Objective =
Return each line of the data below exactly, omitting any pictures.
>>>>>
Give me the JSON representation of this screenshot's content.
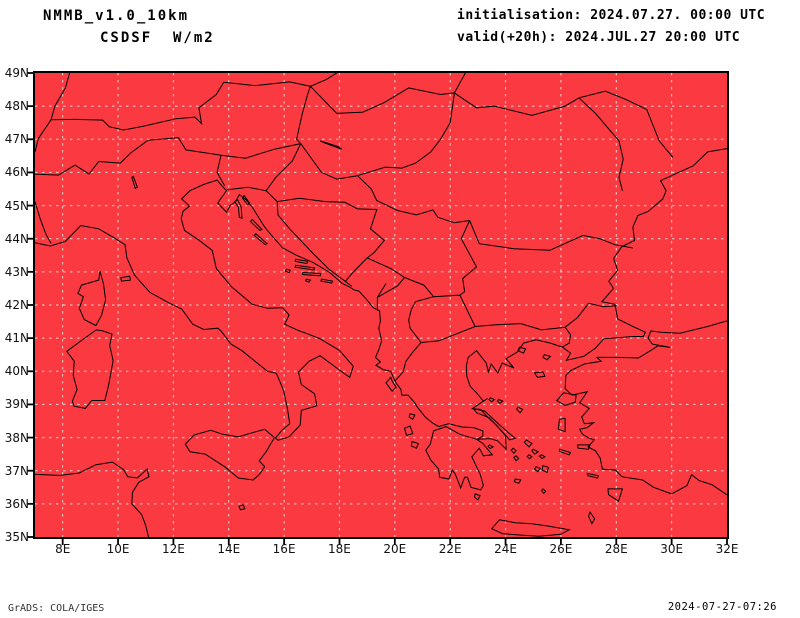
{
  "header": {
    "model": "NMMB_v1.0_10km",
    "variable": "CSDSF  W/m2",
    "init_line": "initialisation: 2024.07.27. 00:00 UTC",
    "valid_line": "valid(+20h): 2024.JUL.27 20:00 UTC"
  },
  "map": {
    "fill_color": "#fa3a40",
    "coast_color": "#000000",
    "border_line_color": "#000000",
    "grid_color": "#d8d8d8",
    "frame_color": "#000000",
    "lat_labels": [
      "49N",
      "48N",
      "47N",
      "46N",
      "45N",
      "44N",
      "43N",
      "42N",
      "41N",
      "40N",
      "39N",
      "38N",
      "37N",
      "36N",
      "35N"
    ],
    "lon_labels": [
      "8E",
      "10E",
      "12E",
      "14E",
      "16E",
      "18E",
      "20E",
      "22E",
      "24E",
      "26E",
      "28E",
      "30E",
      "32E"
    ],
    "lat_range": [
      35,
      49
    ],
    "lon_range": [
      7,
      32
    ],
    "grid_lat_step_deg": 1,
    "grid_lon_step_deg": 2
  },
  "footer": {
    "grads_credit": "GrADS: COLA/IGES",
    "timestamp": "2024-07-27-07:26"
  }
}
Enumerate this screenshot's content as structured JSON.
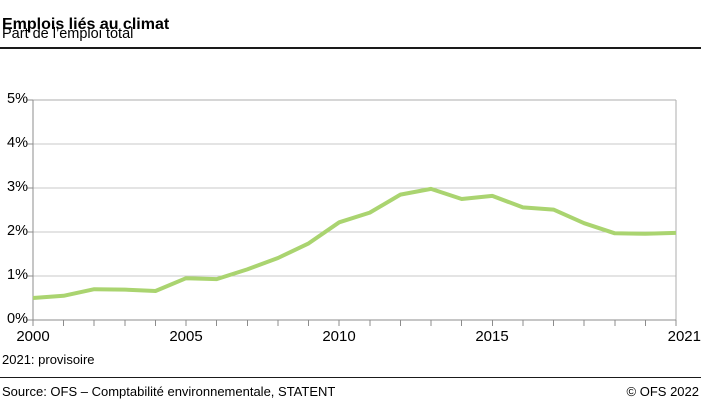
{
  "header": {
    "title": "Emplois liés au climat",
    "subtitle": "Part de l’emploi total"
  },
  "chart_data": {
    "type": "line",
    "title": "Emplois liés au climat",
    "subtitle": "Part de l’emploi total",
    "unit": "%",
    "x": [
      2000,
      2001,
      2002,
      2003,
      2004,
      2005,
      2006,
      2007,
      2008,
      2009,
      2010,
      2011,
      2012,
      2013,
      2014,
      2015,
      2016,
      2017,
      2018,
      2019,
      2020,
      2021
    ],
    "values": [
      0.5,
      0.55,
      0.7,
      0.69,
      0.66,
      0.95,
      0.93,
      1.15,
      1.41,
      1.74,
      2.22,
      2.44,
      2.85,
      2.98,
      2.75,
      2.82,
      2.56,
      2.51,
      2.2,
      1.97,
      1.96,
      1.98
    ],
    "ylim": [
      0,
      5
    ],
    "y_tick_labels": [
      "5%",
      "4%",
      "3%",
      "2%",
      "1%",
      "0%"
    ],
    "x_tick_labels": [
      "2000",
      "2005",
      "2010",
      "2015",
      "2021"
    ],
    "x_tick_years": [
      2000,
      2005,
      2010,
      2015,
      2021
    ],
    "grid": "horizontal",
    "legend": "none",
    "colors": {
      "line": "#aad470",
      "grid": "#c9c9c9",
      "border": "#aeaeae",
      "axis": "#8c8c8c"
    }
  },
  "note": "2021: provisoire",
  "footer": {
    "source": "Source: OFS – Comptabilité environnementale, STATENT",
    "copyright": "© OFS 2022"
  }
}
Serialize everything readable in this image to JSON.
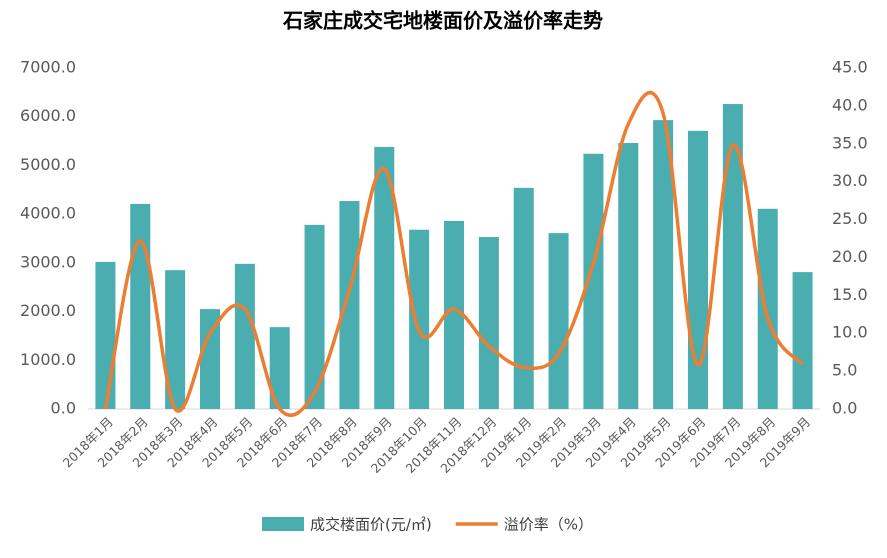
{
  "chart_data": {
    "type": "bar-line",
    "title": "石家庄成交宅地楼面价及溢价率走势",
    "categories": [
      "2018年1月",
      "2018年2月",
      "2018年3月",
      "2018年4月",
      "2018年5月",
      "2018年6月",
      "2018年7月",
      "2018年8月",
      "2018年9月",
      "2018年10月",
      "2018年11月",
      "2018年12月",
      "2019年1月",
      "2019年2月",
      "2019年3月",
      "2019年4月",
      "2019年5月",
      "2019年6月",
      "2019年7月",
      "2019年8月",
      "2019年9月"
    ],
    "series": [
      {
        "name": "成交楼面价(元/㎡)",
        "type": "bar",
        "color": "#4aadb0",
        "values": [
          3020,
          4210,
          2850,
          2050,
          2980,
          1680,
          3780,
          4270,
          5380,
          3680,
          3860,
          3530,
          4540,
          3610,
          5240,
          5460,
          5930,
          5710,
          6260,
          4110,
          2810
        ]
      },
      {
        "name": "溢价率（%）",
        "type": "line",
        "axis": "y2",
        "color": "#ed7d31",
        "values": [
          0,
          22.2,
          0,
          10.0,
          13.2,
          0,
          2.2,
          15.7,
          31.7,
          10.3,
          13.2,
          8.3,
          5.5,
          7.3,
          19.3,
          37.6,
          39.0,
          5.8,
          34.8,
          12.0,
          5.9
        ]
      }
    ],
    "ylim": [
      0,
      7000
    ],
    "yticks": [
      {
        "value": 0,
        "label": "0.0"
      },
      {
        "value": 1000,
        "label": "1000.0"
      },
      {
        "value": 2000,
        "label": "2000.0"
      },
      {
        "value": 3000,
        "label": "3000.0"
      },
      {
        "value": 4000,
        "label": "4000.0"
      },
      {
        "value": 5000,
        "label": "5000.0"
      },
      {
        "value": 6000,
        "label": "6000.0"
      },
      {
        "value": 7000,
        "label": "7000.0"
      }
    ],
    "y2lim": [
      0,
      45
    ],
    "y2ticks": [
      {
        "value": 0,
        "label": "0.0"
      },
      {
        "value": 5,
        "label": "5.0"
      },
      {
        "value": 10,
        "label": "10.0"
      },
      {
        "value": 15,
        "label": "15.0"
      },
      {
        "value": 20,
        "label": "20.0"
      },
      {
        "value": 25,
        "label": "25.0"
      },
      {
        "value": 30,
        "label": "30.0"
      },
      {
        "value": 35,
        "label": "35.0"
      },
      {
        "value": 40,
        "label": "40.0"
      },
      {
        "value": 45,
        "label": "45.0"
      }
    ],
    "grid": false,
    "legend": "bottom"
  }
}
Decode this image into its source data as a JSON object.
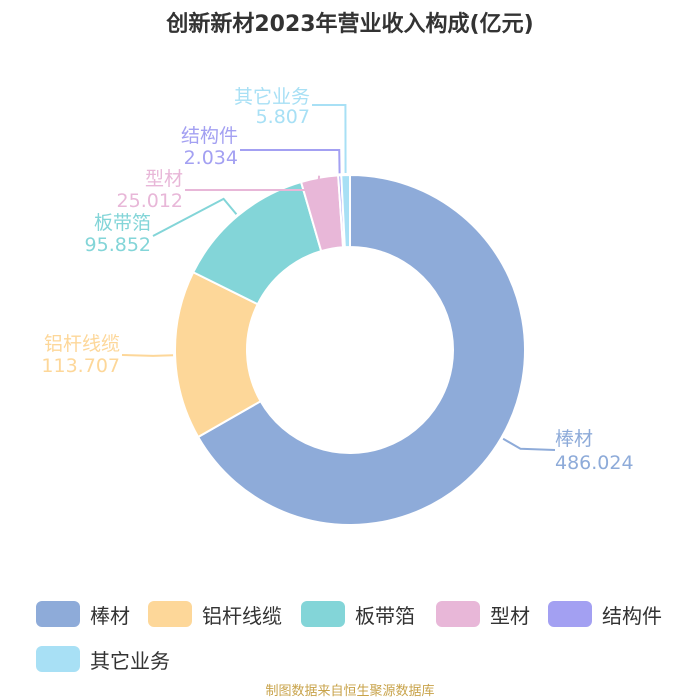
<<<<<
Written answer =
Give me the JSON representation of this screenshot's content.
{
  "header": {
    "model": "NMMB_v1.0_10km",
    "variable": "CSDSF  W/m2",
    "init_line": "initialisation: 2024.07.27. 00:00 UTC",
    "valid_line": "valid(+20h): 2024.JUL.27 20:00 UTC"
  },
  "map": {
    "fill_color": "#fa3a40",
    "coast_color": "#000000",
    "border_line_color": "#000000",
    "grid_color": "#d8d8d8",
    "frame_color": "#000000",
    "lat_labels": [
      "49N",
      "48N",
      "47N",
      "46N",
      "45N",
      "44N",
      "43N",
      "42N",
      "41N",
      "40N",
      "39N",
      "38N",
      "37N",
      "36N",
      "35N"
    ],
    "lon_labels": [
      "8E",
      "10E",
      "12E",
      "14E",
      "16E",
      "18E",
      "20E",
      "22E",
      "24E",
      "26E",
      "28E",
      "30E",
      "32E"
    ],
    "lat_range": [
      35,
      49
    ],
    "lon_range": [
      7,
      32
    ],
    "grid_lat_step_deg": 1,
    "grid_lon_step_deg": 2
  },
  "footer": {
    "grads_credit": "GrADS: COLA/IGES",
    "timestamp": "2024-07-27-07:26"
  }
}
Enumerate this screenshot's content as structured JSON.
{
  "header": {
    "title": "Emplois liés au climat",
    "subtitle": "Part de l’emploi total"
  },
  "chart_data": {
    "type": "line",
    "title": "Emplois liés au climat",
    "subtitle": "Part de l’emploi total",
    "unit": "%",
    "x": [
      2000,
      2001,
      2002,
      2003,
      2004,
      2005,
      2006,
      2007,
      2008,
      2009,
      2010,
      2011,
      2012,
      2013,
      2014,
      2015,
      2016,
      2017,
      2018,
      2019,
      2020,
      2021
    ],
    "values": [
      0.5,
      0.55,
      0.7,
      0.69,
      0.66,
      0.95,
      0.93,
      1.15,
      1.41,
      1.74,
      2.22,
      2.44,
      2.85,
      2.98,
      2.75,
      2.82,
      2.56,
      2.51,
      2.2,
      1.97,
      1.96,
      1.98
    ],
    "ylim": [
      0,
      5
    ],
    "y_tick_labels": [
      "5%",
      "4%",
      "3%",
      "2%",
      "1%",
      "0%"
    ],
    "x_tick_labels": [
      "2000",
      "2005",
      "2010",
      "2015",
      "2021"
    ],
    "x_tick_years": [
      2000,
      2005,
      2010,
      2015,
      2021
    ],
    "grid": "horizontal",
    "legend": "none",
    "colors": {
      "line": "#aad470",
      "grid": "#c9c9c9",
      "border": "#aeaeae",
      "axis": "#8c8c8c"
    }
  },
  "note": "2021: provisoire",
  "footer": {
    "source": "Source: OFS – Comptabilité environnementale, STATENT",
    "copyright": "© OFS 2022"
  }
}
Serialize everything readable in this image to JSON.
{
  "chart_data": {
    "type": "bar-line",
    "title": "石家庄成交宅地楼面价及溢价率走势",
    "categories": [
      "2018年1月",
      "2018年2月",
      "2018年3月",
      "2018年4月",
      "2018年5月",
      "2018年6月",
      "2018年7月",
      "2018年8月",
      "2018年9月",
      "2018年10月",
      "2018年11月",
      "2018年12月",
      "2019年1月",
      "2019年2月",
      "2019年3月",
      "2019年4月",
      "2019年5月",
      "2019年6月",
      "2019年7月",
      "2019年8月",
      "2019年9月"
    ],
    "series": [
      {
        "name": "成交楼面价(元/㎡)",
        "type": "bar",
        "color": "#4aadb0",
        "values": [
          3020,
          4210,
          2850,
          2050,
          2980,
          1680,
          3780,
          4270,
          5380,
          3680,
          3860,
          3530,
          4540,
          3610,
          5240,
          5460,
          5930,
          5710,
          6260,
          4110,
          2810
        ]
      },
      {
        "name": "溢价率（%）",
        "type": "line",
        "axis": "y2",
        "color": "#ed7d31",
        "values": [
          0,
          22.2,
          0,
          10.0,
          13.2,
          0,
          2.2,
          15.7,
          31.7,
          10.3,
          13.2,
          8.3,
          5.5,
          7.3,
          19.3,
          37.6,
          39.0,
          5.8,
          34.8,
          12.0,
          5.9
        ]
      }
    ],
    "ylim": [
      0,
      7000
    ],
    "yticks": [
      {
        "value": 0,
        "label": "0.0"
      },
      {
        "value": 1000,
        "label": "1000.0"
      },
      {
        "value": 2000,
        "label": "2000.0"
      },
      {
        "value": 3000,
        "label": "3000.0"
      },
      {
        "value": 4000,
        "label": "4000.0"
      },
      {
        "value": 5000,
        "label": "5000.0"
      },
      {
        "value": 6000,
        "label": "6000.0"
      },
      {
        "value": 7000,
        "label": "7000.0"
      }
    ],
    "y2lim": [
      0,
      45
    ],
    "y2ticks": [
      {
        "value": 0,
        "label": "0.0"
      },
      {
        "value": 5,
        "label": "5.0"
      },
      {
        "value": 10,
        "label": "10.0"
      },
      {
        "value": 15,
        "label": "15.0"
      },
      {
        "value": 20,
        "label": "20.0"
      },
      {
        "value": 25,
        "label": "25.0"
      },
      {
        "value": 30,
        "label": "30.0"
      },
      {
        "value": 35,
        "label": "35.0"
      },
      {
        "value": 40,
        "label": "40.0"
      },
      {
        "value": 45,
        "label": "45.0"
      }
    ],
    "grid": false,
    "legend": "bottom"
  }
}
Decode this image into its source data as a JSON object.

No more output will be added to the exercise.